* RECORDED DATA
* Begin *

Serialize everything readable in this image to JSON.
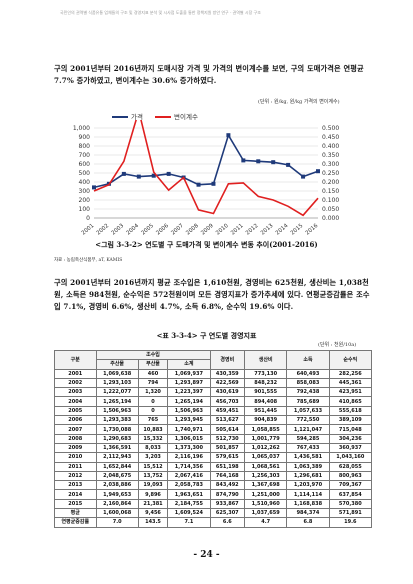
{
  "header_note": "국민인의 권역별 식품유통 업체들의 구조 및 경영지표 분석 및 시사점 도출을 통한 정책지원 방안 연구 - 권역별 시장 구조",
  "paragraph1": "구의 2001년부터 2016년까지 도매시장 가격 및 가격의 변이계수를 보면, 구의 도매가격은 연평균 7.7% 증가하였고, 변이계수는 30.6% 증가하였다.",
  "chart_unit": "(단위 : 원/kg, 원/kg 가격의 변이계수)",
  "figure_caption": "<그림 3-3-2> 연도별 구 도매가격 및 변이계수 변동 추이(2001-2016)",
  "source_note": "자료 : 농림축산식품부, aT, KAMIS",
  "paragraph2": "구의 2001년부터 2016년까지 평균 조수입은 1,610천원, 경영비는 625천원, 생산비는 1,038천원, 소득은 984천원, 순수익은 572천원이며 모든 경영지표가 증가추세에 있다. 연평균증감률은 조수입 7.1%, 경영비 6.6%, 생산비 4.7%, 소득 6.8%, 순수익 19.6% 이다.",
  "table_caption": "<표 3-3-4> 구 연도별 경영지표",
  "table_unit": "(단위 : 천원/10a)",
  "table": {
    "headers": {
      "year": "구분",
      "revenue_group": "조수입",
      "main_product": "주산물",
      "by_product": "부산물",
      "subtotal": "소계",
      "mgmt_cost": "경영비",
      "prod_cost": "생산비",
      "income": "소득",
      "net_profit": "순수익"
    },
    "rows": [
      [
        "2001",
        "1,069,638",
        "460",
        "1,069,937",
        "430,359",
        "773,130",
        "640,493",
        "282,256"
      ],
      [
        "2002",
        "1,293,103",
        "794",
        "1,293,897",
        "422,569",
        "848,232",
        "858,083",
        "445,361"
      ],
      [
        "2003",
        "1,222,077",
        "1,320",
        "1,223,397",
        "430,619",
        "901,555",
        "792,438",
        "423,951"
      ],
      [
        "2004",
        "1,265,194",
        "0",
        "1,265,194",
        "456,703",
        "894,408",
        "785,689",
        "410,865"
      ],
      [
        "2005",
        "1,506,963",
        "0",
        "1,506,963",
        "459,451",
        "951,445",
        "1,057,633",
        "555,618"
      ],
      [
        "2006",
        "1,293,383",
        "765",
        "1,293,945",
        "513,627",
        "904,839",
        "772,550",
        "389,109"
      ],
      [
        "2007",
        "1,730,088",
        "10,883",
        "1,740,971",
        "505,614",
        "1,058,855",
        "1,121,047",
        "715,048"
      ],
      [
        "2008",
        "1,290,683",
        "15,332",
        "1,306,015",
        "512,730",
        "1,001,779",
        "594,285",
        "304,236"
      ],
      [
        "2009",
        "1,366,591",
        "8,033",
        "1,373,300",
        "501,857",
        "1,012,262",
        "767,433",
        "360,937"
      ],
      [
        "2010",
        "2,112,943",
        "3,203",
        "2,116,196",
        "579,615",
        "1,065,037",
        "1,436,581",
        "1,043,160"
      ],
      [
        "2011",
        "1,652,844",
        "15,512",
        "1,714,356",
        "651,198",
        "1,068,561",
        "1,063,389",
        "628,055"
      ],
      [
        "2012",
        "2,048,675",
        "13,752",
        "2,067,416",
        "764,168",
        "1,256,303",
        "1,296,681",
        "800,963"
      ],
      [
        "2013",
        "2,038,886",
        "19,093",
        "2,058,783",
        "843,492",
        "1,367,698",
        "1,203,970",
        "709,367"
      ],
      [
        "2014",
        "1,949,653",
        "9,896",
        "1,963,651",
        "874,790",
        "1,251,000",
        "1,114,114",
        "637,854"
      ],
      [
        "2015",
        "2,160,864",
        "21,381",
        "2,184,755",
        "933,867",
        "1,510,960",
        "1,168,838",
        "570,380"
      ],
      [
        "평균",
        "1,600,068",
        "9,456",
        "1,609,524",
        "625,307",
        "1,037,659",
        "984,374",
        "571,891"
      ],
      [
        "연평균증감률",
        "7.0",
        "143.5",
        "7.1",
        "6.6",
        "4.7",
        "6.8",
        "19.6"
      ]
    ]
  },
  "page_number": "- 24 -",
  "chart_data": {
    "type": "line",
    "x": [
      "2001",
      "2002",
      "2003",
      "2004",
      "2005",
      "2006",
      "2007",
      "2008",
      "2009",
      "2010",
      "2011",
      "2012",
      "2013",
      "2014",
      "2015",
      "2016"
    ],
    "series": [
      {
        "name": "가격",
        "axis": "left",
        "color": "#1f3a7a",
        "values": [
          340,
          380,
          490,
          460,
          470,
          490,
          450,
          370,
          380,
          920,
          640,
          630,
          620,
          590,
          460,
          520
        ]
      },
      {
        "name": "변이계수",
        "axis": "right",
        "color": "#e02020",
        "values": [
          0.15,
          0.185,
          0.315,
          0.595,
          0.255,
          0.155,
          0.225,
          0.045,
          0.025,
          0.19,
          0.195,
          0.12,
          0.1,
          0.065,
          0.015,
          0.11
        ]
      }
    ],
    "y_left": {
      "min": 0,
      "max": 1000,
      "ticks": [
        "0",
        "100",
        "200",
        "300",
        "400",
        "500",
        "600",
        "700",
        "800",
        "900",
        "1,000"
      ]
    },
    "y_right": {
      "min": 0,
      "max": 0.5,
      "ticks": [
        "0.000",
        "0.050",
        "0.100",
        "0.150",
        "0.200",
        "0.250",
        "0.300",
        "0.350",
        "0.400",
        "0.450",
        "0.500"
      ]
    },
    "legend_placement": "top-left",
    "grid": true
  }
}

* End *

* WHAT IS EXPECTED
Your task is to reproduce all of the material exactly. The pictures stay out.

* CORRECT RESPONSE
Serialize everything readable in this image to JSON.
{
  "header_note": "국민인의 권역별 식품유통 업체들의 구조 및 경영지표 분석 및 시사점 도출을 통한 정책지원 방안 연구 - 권역별 시장 구조",
  "paragraph1": "구의 2001년부터 2016년까지 도매시장 가격 및 가격의 변이계수를 보면, 구의 도매가격은 연평균 7.7% 증가하였고, 변이계수는 30.6% 증가하였다.",
  "chart_unit": "(단위 : 원/kg, 원/kg 가격의 변이계수)",
  "figure_caption": "<그림 3-3-2> 연도별 구 도매가격 및 변이계수 변동 추이(2001-2016)",
  "source_note": "자료 : 농림축산식품부, aT, KAMIS",
  "paragraph2": "구의 2001년부터 2016년까지 평균 조수입은 1,610천원, 경영비는 625천원, 생산비는 1,038천원, 소득은 984천원, 순수익은 572천원이며 모든 경영지표가 증가추세에 있다. 연평균증감률은 조수입 7.1%, 경영비 6.6%, 생산비 4.7%, 소득 6.8%, 순수익 19.6% 이다.",
  "table_caption": "<표 3-3-4> 구 연도별 경영지표",
  "table_unit": "(단위 : 천원/10a)",
  "table": {
    "headers": {
      "year": "구분",
      "revenue_group": "조수입",
      "main_product": "주산물",
      "by_product": "부산물",
      "subtotal": "소계",
      "mgmt_cost": "경영비",
      "prod_cost": "생산비",
      "income": "소득",
      "net_profit": "순수익"
    },
    "rows": [
      [
        "2001",
        "1,069,638",
        "460",
        "1,069,937",
        "430,359",
        "773,130",
        "640,493",
        "282,256"
      ],
      [
        "2002",
        "1,293,103",
        "794",
        "1,293,897",
        "422,569",
        "848,232",
        "858,083",
        "445,361"
      ],
      [
        "2003",
        "1,222,077",
        "1,320",
        "1,223,397",
        "430,619",
        "901,555",
        "792,438",
        "423,951"
      ],
      [
        "2004",
        "1,265,194",
        "0",
        "1,265,194",
        "456,703",
        "894,408",
        "785,689",
        "410,865"
      ],
      [
        "2005",
        "1,506,963",
        "0",
        "1,506,963",
        "459,451",
        "951,445",
        "1,057,633",
        "555,618"
      ],
      [
        "2006",
        "1,293,383",
        "765",
        "1,293,945",
        "513,627",
        "904,839",
        "772,550",
        "389,109"
      ],
      [
        "2007",
        "1,730,088",
        "10,883",
        "1,740,971",
        "505,614",
        "1,058,855",
        "1,121,047",
        "715,048"
      ],
      [
        "2008",
        "1,290,683",
        "15,332",
        "1,306,015",
        "512,730",
        "1,001,779",
        "594,285",
        "304,236"
      ],
      [
        "2009",
        "1,366,591",
        "8,033",
        "1,373,300",
        "501,857",
        "1,012,262",
        "767,433",
        "360,937"
      ],
      [
        "2010",
        "2,112,943",
        "3,203",
        "2,116,196",
        "579,615",
        "1,065,037",
        "1,436,581",
        "1,043,160"
      ],
      [
        "2011",
        "1,652,844",
        "15,512",
        "1,714,356",
        "651,198",
        "1,068,561",
        "1,063,389",
        "628,055"
      ],
      [
        "2012",
        "2,048,675",
        "13,752",
        "2,067,416",
        "764,168",
        "1,256,303",
        "1,296,681",
        "800,963"
      ],
      [
        "2013",
        "2,038,886",
        "19,093",
        "2,058,783",
        "843,492",
        "1,367,698",
        "1,203,970",
        "709,367"
      ],
      [
        "2014",
        "1,949,653",
        "9,896",
        "1,963,651",
        "874,790",
        "1,251,000",
        "1,114,114",
        "637,854"
      ],
      [
        "2015",
        "2,160,864",
        "21,381",
        "2,184,755",
        "933,867",
        "1,510,960",
        "1,168,838",
        "570,380"
      ],
      [
        "평균",
        "1,600,068",
        "9,456",
        "1,609,524",
        "625,307",
        "1,037,659",
        "984,374",
        "571,891"
      ],
      [
        "연평균증감률",
        "7.0",
        "143.5",
        "7.1",
        "6.6",
        "4.7",
        "6.8",
        "19.6"
      ]
    ]
  },
  "page_number": "- 24 -",
  "chart_data": {
    "type": "line",
    "x": [
      "2001",
      "2002",
      "2003",
      "2004",
      "2005",
      "2006",
      "2007",
      "2008",
      "2009",
      "2010",
      "2011",
      "2012",
      "2013",
      "2014",
      "2015",
      "2016"
    ],
    "series": [
      {
        "name": "가격",
        "axis": "left",
        "color": "#1f3a7a",
        "values": [
          340,
          380,
          490,
          460,
          470,
          490,
          450,
          370,
          380,
          920,
          640,
          630,
          620,
          590,
          460,
          520
        ]
      },
      {
        "name": "변이계수",
        "axis": "right",
        "color": "#e02020",
        "values": [
          0.15,
          0.185,
          0.315,
          0.595,
          0.255,
          0.155,
          0.225,
          0.045,
          0.025,
          0.19,
          0.195,
          0.12,
          0.1,
          0.065,
          0.015,
          0.11
        ]
      }
    ],
    "y_left": {
      "min": 0,
      "max": 1000,
      "ticks": [
        "0",
        "100",
        "200",
        "300",
        "400",
        "500",
        "600",
        "700",
        "800",
        "900",
        "1,000"
      ]
    },
    "y_right": {
      "min": 0,
      "max": 0.5,
      "ticks": [
        "0.000",
        "0.050",
        "0.100",
        "0.150",
        "0.200",
        "0.250",
        "0.300",
        "0.350",
        "0.400",
        "0.450",
        "0.500"
      ]
    },
    "legend_placement": "top-left",
    "grid": true
  }
}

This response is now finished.